Entries from a visual dataset
*-*-*

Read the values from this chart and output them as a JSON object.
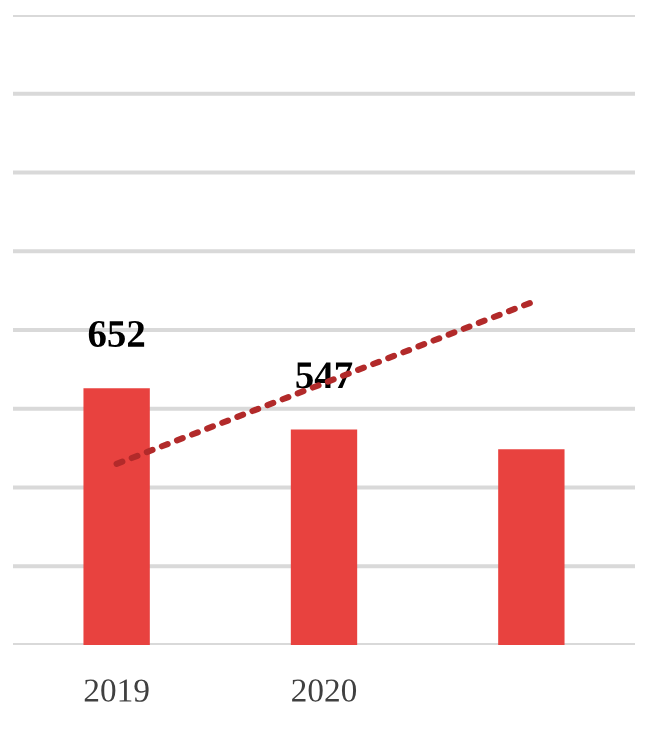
{
  "chart_data": {
    "type": "bar",
    "categories": [
      "2019",
      "2020",
      null
    ],
    "series": [
      {
        "color": "#e8423f",
        "values": [
          652,
          547,
          497
        ],
        "value_labels": [
          "652",
          "547",
          null
        ]
      },
      {
        "type": "line",
        "color": "#b22a2a",
        "values": [
          460,
          665,
          870
        ],
        "line_style": "dotted"
      }
    ],
    "ylim": [
      0,
      1600
    ],
    "yticks": [
      {
        "value": 0,
        "label": null
      },
      {
        "value": 200,
        "label": null
      },
      {
        "value": 400,
        "label": null
      },
      {
        "value": 600,
        "label": null
      },
      {
        "value": 800,
        "label": null
      },
      {
        "value": 1000,
        "label": null
      },
      {
        "value": 1200,
        "label": null
      },
      {
        "value": 1400,
        "label": null
      },
      {
        "value": 1600,
        "label": null
      }
    ],
    "grid": "y",
    "tick_labels": "x"
  }
}
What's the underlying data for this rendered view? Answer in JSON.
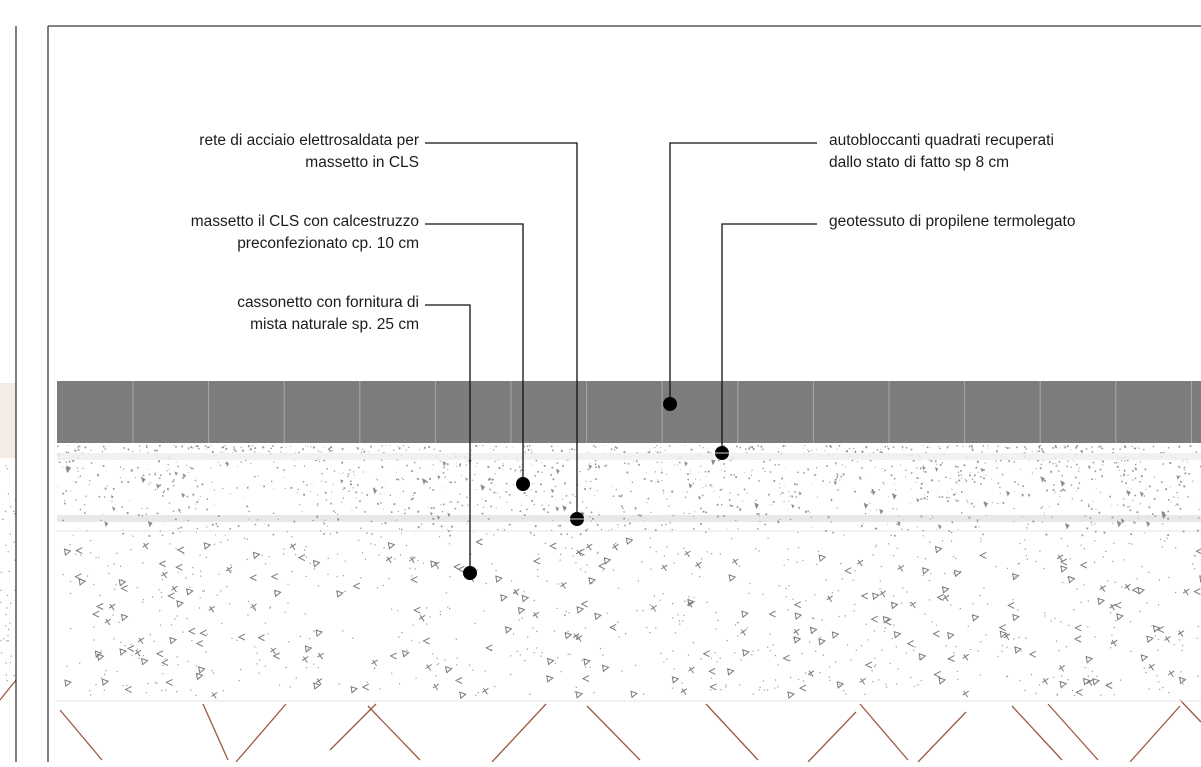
{
  "diagram": {
    "title": "",
    "colors": {
      "frame": "#3a3a3a",
      "paver": "#7d7d7d",
      "paver_joint": "#a9a9a9",
      "aggregate": "#8a8a8a",
      "soil_hatch": "#9b5a3f",
      "side_band": "#f4ece4",
      "leader": "#111111",
      "dot": "#000000",
      "label_text": "#1c1c1c"
    },
    "layers": [
      {
        "id": "paver",
        "name": "autobloccanti"
      },
      {
        "id": "geotextile",
        "name": "geotessuto"
      },
      {
        "id": "concrete-screed",
        "name": "massetto"
      },
      {
        "id": "mesh",
        "name": "rete"
      },
      {
        "id": "gravel-bed",
        "name": "cassonetto"
      },
      {
        "id": "subgrade",
        "name": "terreno"
      }
    ],
    "labels_left": [
      {
        "id": "rete",
        "text": "rete di acciaio elettrosaldata per\nmassetto in CLS"
      },
      {
        "id": "massetto",
        "text": "massetto il CLS con calcestruzzo\npreconfezionato cp. 10 cm"
      },
      {
        "id": "cassonetto",
        "text": "cassonetto con fornitura di\nmista naturale sp. 25 cm"
      }
    ],
    "labels_right": [
      {
        "id": "autobloccanti",
        "text": "autobloccanti quadrati recuperati\ndallo stato di fatto sp 8 cm"
      },
      {
        "id": "geotessuto",
        "text": "geotessuto di propilene termolegato"
      }
    ]
  }
}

*-*-*

With pictures omitted, copy exactly the lines from the one containing "What's the underlying" through the final line of the listing, both included.

What's the underlying data for this rendered view? Answer in JSON.
{
  "diagram": {
    "title": "",
    "colors": {
      "frame": "#3a3a3a",
      "paver": "#7d7d7d",
      "paver_joint": "#a9a9a9",
      "aggregate": "#8a8a8a",
      "soil_hatch": "#9b5a3f",
      "side_band": "#f4ece4",
      "leader": "#111111",
      "dot": "#000000",
      "label_text": "#1c1c1c"
    },
    "layers": [
      {
        "id": "paver",
        "name": "autobloccanti"
      },
      {
        "id": "geotextile",
        "name": "geotessuto"
      },
      {
        "id": "concrete-screed",
        "name": "massetto"
      },
      {
        "id": "mesh",
        "name": "rete"
      },
      {
        "id": "gravel-bed",
        "name": "cassonetto"
      },
      {
        "id": "subgrade",
        "name": "terreno"
      }
    ],
    "labels_left": [
      {
        "id": "rete",
        "text": "rete di acciaio elettrosaldata per\nmassetto in CLS"
      },
      {
        "id": "massetto",
        "text": "massetto il CLS con calcestruzzo\npreconfezionato cp. 10 cm"
      },
      {
        "id": "cassonetto",
        "text": "cassonetto con fornitura di\nmista naturale sp. 25 cm"
      }
    ],
    "labels_right": [
      {
        "id": "autobloccanti",
        "text": "autobloccanti quadrati recuperati\ndallo stato di fatto sp 8 cm"
      },
      {
        "id": "geotessuto",
        "text": "geotessuto di propilene termolegato"
      }
    ]
  }
}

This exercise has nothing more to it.